Data provided ->
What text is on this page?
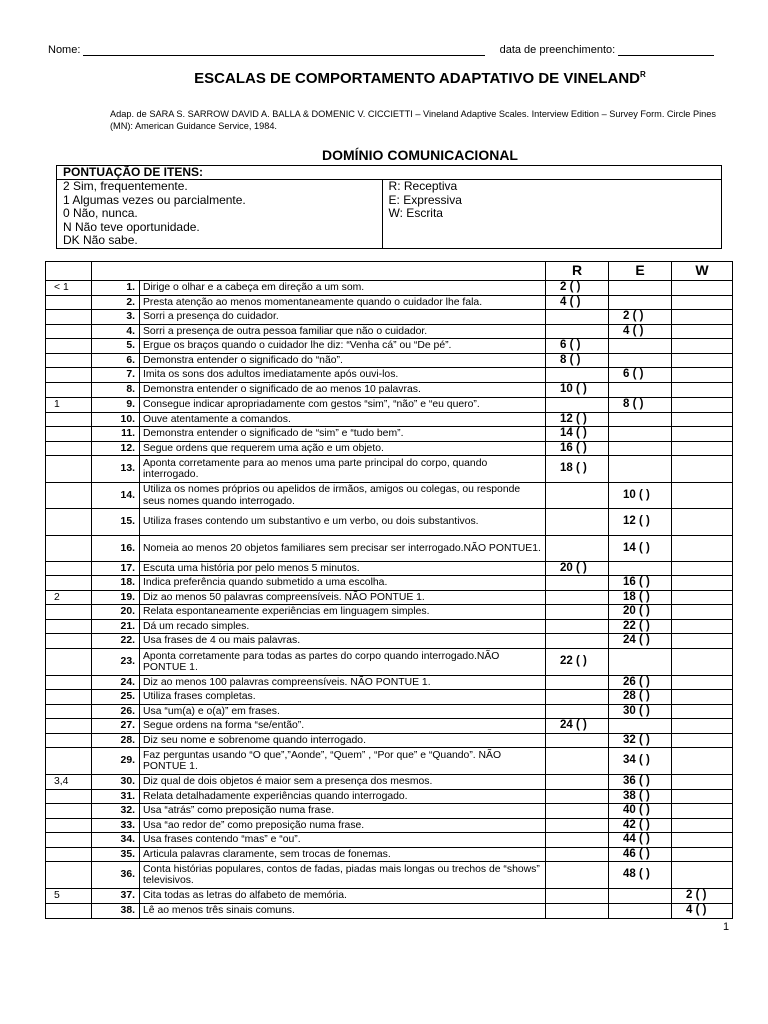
Nome:	data de preenchimento:
ESCALAS DE COMPORTAMENTO ADAPTATIVO DE $VINELAND^R$
Adap. de SARA S. SARROW DAVID A. BALLA & DOMENIC V. CICCIETTI – Vineland Adaptive Scales. Interview Edition – Survey Form. Circle Pines (MN): American Guidance Service, 1984.
DOMÍNIO COMUNICACIONAL
PONTUAÇÃO DE ITENS:

2 Sim, frequentemente.
1 Algumas vezes ou parcialmente.
0 Não, nunca.
N Não teve oportunidade.
DK Não sabe.

R: Receptiva
E: Expressiva
W: Escrita
			R	E	W
< 1	1.	Dirige o olhar e a cabeça em direção a um som.	2 ( )		
	2.	Presta atenção ao menos momentaneamente quando o cuidador lhe fala.	4 ( )		
	3.	Sorri a presença do cuidador.		2 ( )	
	4.	Sorri a presença de outra pessoa familiar que não o cuidador.		4 ( )	
	5.	Ergue os braços quando o cuidador lhe diz: “Venha cá” ou “De pé”.	6 ( )		
	6.	Demonstra entender o significado do “não”.	8 ( )		
	7.	Imita os sons dos adultos imediatamente após ouvi-los.		6 ( )	
	8.	Demonstra entender o significado de ao menos 10 palavras.	10 ( )		
1	9.	Consegue indicar apropriadamente com gestos “sim”, “não” e “eu quero”.		8 ( )	
	10.	Ouve atentamente a comandos.	12 ( )		
	11.	Demonstra entender o significado de “sim” e “tudo bem”.	14 ( )		
	12.	Segue ordens que requerem uma ação e um objeto.	16 ( )		
	13.	Aponta corretamente para ao menos uma parte principal do corpo, quando interrogado.	18 ( )		
	14.	Utiliza os nomes próprios ou apelidos de irmãos, amigos ou colegas, ou responde seus nomes quando interrogado.		10 ( )	
	15.	Utiliza frases contendo um substantivo e um verbo, ou dois substantivos.		12 ( )	
	16.	Nomeia ao menos 20 objetos familiares sem precisar ser interrogado.NÃO PONTUE1.		14 ( )	
	17.	Escuta uma história por pelo menos 5 minutos.	20 ( )		
	18.	Indica preferência quando submetido a uma escolha.		16 ( )	
2	19.	Diz ao menos 50 palavras compreensíveis. NÃO PONTUE 1.		18 ( )	
	20.	Relata espontaneamente experiências em linguagem simples.		20 ( )	
	21.	Dá um recado simples.		22 ( )	
	22.	Usa frases de 4 ou mais palavras.		24 ( )	
	23.	Aponta corretamente para todas as partes do corpo quando interrogado.NÃO PONTUE 1.	22 ( )		
	24.	Diz ao menos 100 palavras compreensíveis. NÃO PONTUE 1.		26 ( )	
	25.	Utiliza frases completas.		28 ( )	
	26.	Usa “um(a) e o(a)” em frases.		30 ( )	
	27.	Segue ordens na forma “se/então”.	24 ( )		
	28.	Diz seu nome e sobrenome quando interrogado.		32 ( )	
	29.	Faz perguntas usando “O que”,”Aonde”, “Quem” , “Por que” e “Quando”. NÃO PONTUE 1.		34 ( )	
3,4	30.	Diz qual de dois objetos é maior sem a presença dos mesmos.		36 ( )	
	31.	Relata detalhadamente experiências quando interrogado.		38 ( )	
	32.	Usa “atrás” como preposição numa frase.		40 ( )	
	33.	Usa “ao redor de” como preposição numa frase.		42 ( )	
	34.	Usa frases contendo “mas” e “ou”.		44 ( )	
	35.	Articula palavras claramente, sem trocas de fonemas.		46 ( )	
	36.	Conta histórias populares, contos de fadas, piadas mais longas ou trechos de “shows” televisivos.		48 ( )	
5	37.	Cita todas as letras do alfabeto de memória.			2 ( )
	38.	Lê ao menos três sinais comuns.			4 ( )
1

Do this -> Copy out the lines that hold "todas".

Exercise solution ->
	23.	Aponta corretamente para todas as partes do corpo quando interrogado.NÃO PONTUE 1.	22 ( )		
5	37.	Cita todas as letras do alfabeto de memória.			2 ( )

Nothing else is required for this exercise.